Repeat word for word the entries from the line with "- cell-label: (g): [544, 636, 590, 658]" up to and including the line with "- t-account-title: Accumulated".
◇ ◇ ◇ ◇
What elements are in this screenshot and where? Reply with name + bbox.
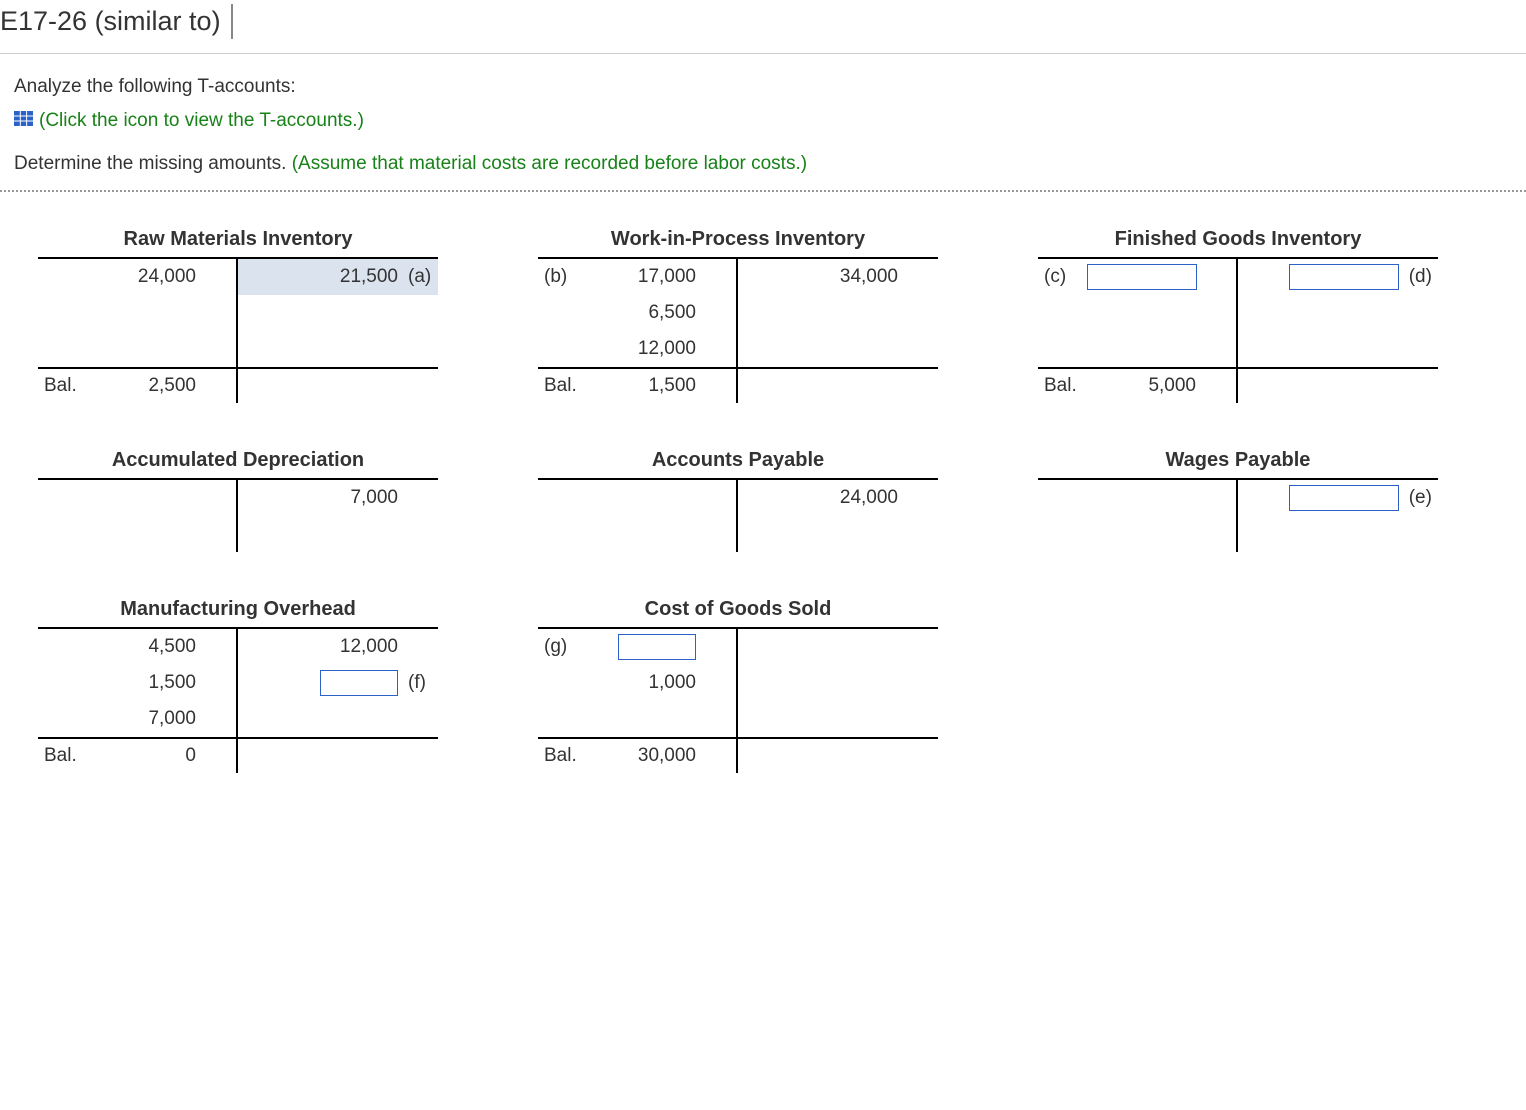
- cell-label: (g): [544, 636, 590, 658]
- cell-value: 1,500: [90, 672, 200, 694]
- input-f[interactable]: [320, 670, 398, 696]
- cell-value: 24,000: [90, 266, 200, 288]
- header: E17-26 (similar to): [0, 0, 1526, 54]
- cell-value: 6,500: [590, 302, 700, 324]
- view-t-accounts-link[interactable]: (Click the icon to view the T-accounts.): [14, 106, 364, 135]
- t-account-finished-goods: Finished Goods Inventory (c) Bal.5,000 (…: [1038, 228, 1438, 403]
- cell-value: 12,000: [590, 338, 700, 360]
- balance-value: 5,000: [1090, 375, 1200, 397]
- t-account-row-3: Manufacturing Overhead 4,500 1,500 7,000…: [38, 598, 1512, 773]
- input-e[interactable]: [1289, 485, 1399, 511]
- page: E17-26 (similar to) Analyze the followin…: [0, 0, 1526, 859]
- cell-suffix: (e): [1403, 487, 1432, 509]
- t-account-title: Accumulated Depreciation: [38, 449, 438, 480]
- determine-line: Determine the missing amounts. (Assume t…: [14, 149, 1512, 178]
- t-accounts-area: Raw Materials Inventory 24,000 Bal.2,500…: [0, 192, 1526, 859]
- t-account-mfg-overhead: Manufacturing Overhead 4,500 1,500 7,000…: [38, 598, 438, 773]
- t-account-accounts-payable: Accounts Payable 24,000: [538, 449, 938, 552]
- determine-note: (Assume that material costs are recorded…: [292, 153, 807, 174]
- t-account-title: Raw Materials Inventory: [38, 228, 438, 259]
- cell-value: 4,500: [90, 636, 200, 658]
- t-account-row-1: Raw Materials Inventory 24,000 Bal.2,500…: [38, 228, 1512, 403]
- cell-suffix: (f): [402, 672, 432, 694]
- t-account-cogs: Cost of Goods Sold (g) 1,000 Bal.30,000: [538, 598, 938, 773]
- grid-icon: [14, 106, 33, 135]
- instructions: Analyze the following T-accounts: (Click…: [0, 54, 1526, 192]
- cell-value: 21,500: [290, 266, 402, 288]
- cell-suffix: (d): [1403, 266, 1432, 288]
- input-g[interactable]: [618, 634, 696, 660]
- exercise-title: E17-26 (similar to): [0, 4, 233, 39]
- t-account-wip: Work-in-Process Inventory (b)17,000 6,50…: [538, 228, 938, 403]
- determine-prefix: Determine the missing amounts.: [14, 153, 292, 174]
- balance-label: Bal.: [44, 745, 90, 767]
- t-account-title: Wages Payable: [1038, 449, 1438, 480]
- instructions-line-1: Analyze the following T-accounts:: [14, 72, 1512, 101]
- cell-value: 7,000: [90, 708, 200, 730]
- cell-suffix: (a): [402, 266, 432, 288]
- cell-label: (c): [1044, 266, 1087, 288]
- cell-value: 7,000: [290, 487, 402, 509]
- t-account-raw-materials: Raw Materials Inventory 24,000 Bal.2,500…: [38, 228, 438, 403]
- balance-label: Bal.: [44, 375, 90, 397]
- balance-label: Bal.: [544, 375, 590, 397]
- t-account-title: Cost of Goods Sold: [538, 598, 938, 629]
- selected-cell[interactable]: 21,500(a): [238, 259, 438, 295]
- balance-value: 0: [90, 745, 200, 767]
- t-account-wages-payable: Wages Payable (e): [1038, 449, 1438, 552]
- balance-label: Bal.: [1044, 375, 1090, 397]
- t-account-title: Accounts Payable: [538, 449, 938, 480]
- input-d[interactable]: [1289, 264, 1399, 290]
- balance-value: 2,500: [90, 375, 200, 397]
- cell-value: 34,000: [790, 266, 902, 288]
- t-account-title: Finished Goods Inventory: [1038, 228, 1438, 259]
- t-account-title: Manufacturing Overhead: [38, 598, 438, 629]
- cell-value: 17,000: [590, 266, 700, 288]
- cell-label: (b): [544, 266, 590, 288]
- balance-value: 30,000: [590, 745, 700, 767]
- t-account-title: Work-in-Process Inventory: [538, 228, 938, 259]
- t-account-accum-dep: Accumulated Depreciation 7,000: [38, 449, 438, 552]
- t-account-row-2: Accumulated Depreciation 7,000 Accounts …: [38, 449, 1512, 552]
- view-t-accounts-link-text: (Click the icon to view the T-accounts.): [39, 106, 364, 135]
- input-c[interactable]: [1087, 264, 1197, 290]
- cell-value: 24,000: [790, 487, 902, 509]
- balance-value: 1,500: [590, 375, 700, 397]
- cell-value: 1,000: [590, 672, 700, 694]
- balance-label: Bal.: [544, 745, 590, 767]
- cell-value: 12,000: [290, 636, 402, 658]
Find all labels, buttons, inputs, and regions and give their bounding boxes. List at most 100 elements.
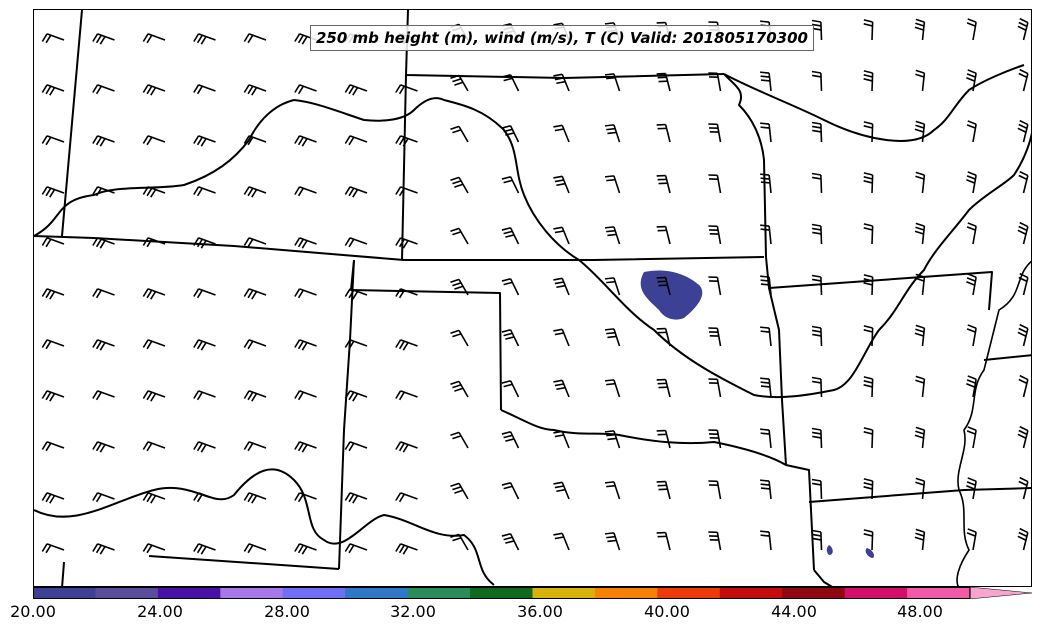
wind-barb <box>811 478 823 500</box>
wind-barb <box>966 528 977 551</box>
wind-barb <box>656 429 671 449</box>
wind-barb <box>501 482 520 500</box>
wind-barb <box>395 543 418 555</box>
wind-barb <box>41 186 65 198</box>
wind-barb <box>708 225 722 245</box>
wind-barb <box>501 278 520 296</box>
wind-barb <box>142 543 166 554</box>
wind-barb <box>1018 374 1029 398</box>
colorbar-segment <box>220 587 284 599</box>
wind-barb <box>966 324 977 347</box>
wind-barb <box>656 174 671 194</box>
wind-barb <box>553 175 570 194</box>
wind-barb <box>344 135 368 146</box>
colorbar-tick-label: 48.00 <box>897 602 943 621</box>
wind-barb <box>193 186 216 197</box>
colorbar-segment <box>282 587 346 599</box>
wind-barb <box>1018 272 1029 296</box>
colorbar-tick-label: 44.00 <box>771 602 817 621</box>
wind-barb <box>656 327 671 347</box>
wind-barb <box>142 339 166 350</box>
wind-barb <box>966 222 977 245</box>
wind-barb <box>708 480 722 500</box>
wind-barb <box>501 176 520 194</box>
wind-barb <box>553 73 570 92</box>
wind-barb <box>1017 425 1029 449</box>
wind-barb <box>395 339 418 351</box>
wind-barb <box>811 325 823 347</box>
wind-barb <box>553 532 570 551</box>
wind-barb <box>966 273 977 296</box>
wind-barb <box>501 329 520 347</box>
wind-barb <box>553 379 570 398</box>
colorbar-segment <box>844 587 908 599</box>
wind-barb <box>553 226 570 245</box>
wind-barb <box>243 390 267 402</box>
wind-barb <box>92 237 115 249</box>
wind-barb <box>760 326 772 347</box>
wind-barb <box>604 73 621 92</box>
wind-barb <box>811 274 823 296</box>
wind-barb <box>142 135 166 146</box>
wind-barb <box>1018 68 1029 92</box>
wind-barb <box>1017 323 1029 347</box>
wind-barb <box>92 492 115 503</box>
wind-barb <box>294 288 317 299</box>
wind-barb <box>863 223 874 245</box>
wind-barb <box>193 135 216 147</box>
colorbar-segment <box>719 587 783 599</box>
wind-barb <box>1017 119 1029 143</box>
wind-barb <box>914 222 926 245</box>
wind-barb <box>604 277 621 296</box>
wind-barb <box>708 378 722 398</box>
wind-barb <box>760 479 772 500</box>
wind-barb <box>863 121 874 143</box>
wind-barb <box>811 172 823 194</box>
wind-barb <box>450 533 469 551</box>
wind-barb <box>193 33 216 45</box>
wind-barb <box>915 171 926 194</box>
wind-barb <box>395 492 418 503</box>
colorbar-segment <box>33 587 96 599</box>
wind-barb <box>604 328 621 347</box>
wind-barb <box>142 33 166 44</box>
wind-barb <box>604 481 621 500</box>
wind-barb <box>243 288 267 300</box>
wind-barb <box>344 288 368 300</box>
wind-barb <box>863 172 874 194</box>
wind-barb <box>966 120 977 143</box>
wind-barb <box>708 174 722 194</box>
wind-barb <box>604 124 621 143</box>
wind-barb <box>915 69 926 92</box>
wind-barb <box>760 377 772 398</box>
wind-barb <box>553 430 570 449</box>
wind-barb <box>395 441 418 453</box>
coastline-rivers <box>34 64 1031 586</box>
wind-barb <box>656 531 671 551</box>
wind-barb <box>344 492 368 504</box>
wind-barb <box>966 18 977 41</box>
wind-barb-field <box>41 17 1029 555</box>
wind-barb <box>344 84 368 96</box>
wind-barb <box>243 492 267 504</box>
wind-barb <box>708 276 722 296</box>
wind-barb <box>656 480 671 500</box>
wind-barb <box>656 72 671 92</box>
wind-barb <box>501 431 520 449</box>
wind-barb <box>294 543 317 555</box>
wind-barb <box>142 84 166 96</box>
wind-barb <box>656 378 671 398</box>
wind-barb <box>708 531 722 551</box>
wind-barb <box>501 533 520 551</box>
colorbar-segment <box>907 587 971 599</box>
wind-barb <box>914 120 926 143</box>
wind-barb <box>450 125 469 143</box>
wind-barb <box>450 74 469 92</box>
wind-barb <box>92 543 115 555</box>
wind-barb <box>501 125 520 143</box>
wind-barb <box>553 277 570 296</box>
wind-barb <box>811 70 823 92</box>
wind-barb <box>811 223 823 245</box>
colorbar-tick-label: 32.00 <box>390 602 436 621</box>
wind-barb <box>41 237 65 248</box>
◇ ◇ ◇ ◇
**Result below**
- cell-label: (g): [544, 636, 590, 658]
- cell-value: 1,500: [90, 672, 200, 694]
- input-f[interactable]: [320, 670, 398, 696]
- cell-value: 24,000: [90, 266, 200, 288]
- header: E17-26 (similar to): [0, 0, 1526, 54]
- cell-value: 6,500: [590, 302, 700, 324]
- view-t-accounts-link[interactable]: (Click the icon to view the T-accounts.): [14, 106, 364, 135]
- t-account-finished-goods: Finished Goods Inventory (c) Bal.5,000 (…: [1038, 228, 1438, 403]
- cell-value: 12,000: [590, 338, 700, 360]
- balance-value: 5,000: [1090, 375, 1200, 397]
- t-account-row-3: Manufacturing Overhead 4,500 1,500 7,000…: [38, 598, 1512, 773]
- input-e[interactable]: [1289, 485, 1399, 511]
- page: E17-26 (similar to) Analyze the followin…: [0, 0, 1526, 859]
- cell-suffix: (e): [1403, 487, 1432, 509]
- t-account-title: Accumulated Depreciation: [38, 449, 438, 480]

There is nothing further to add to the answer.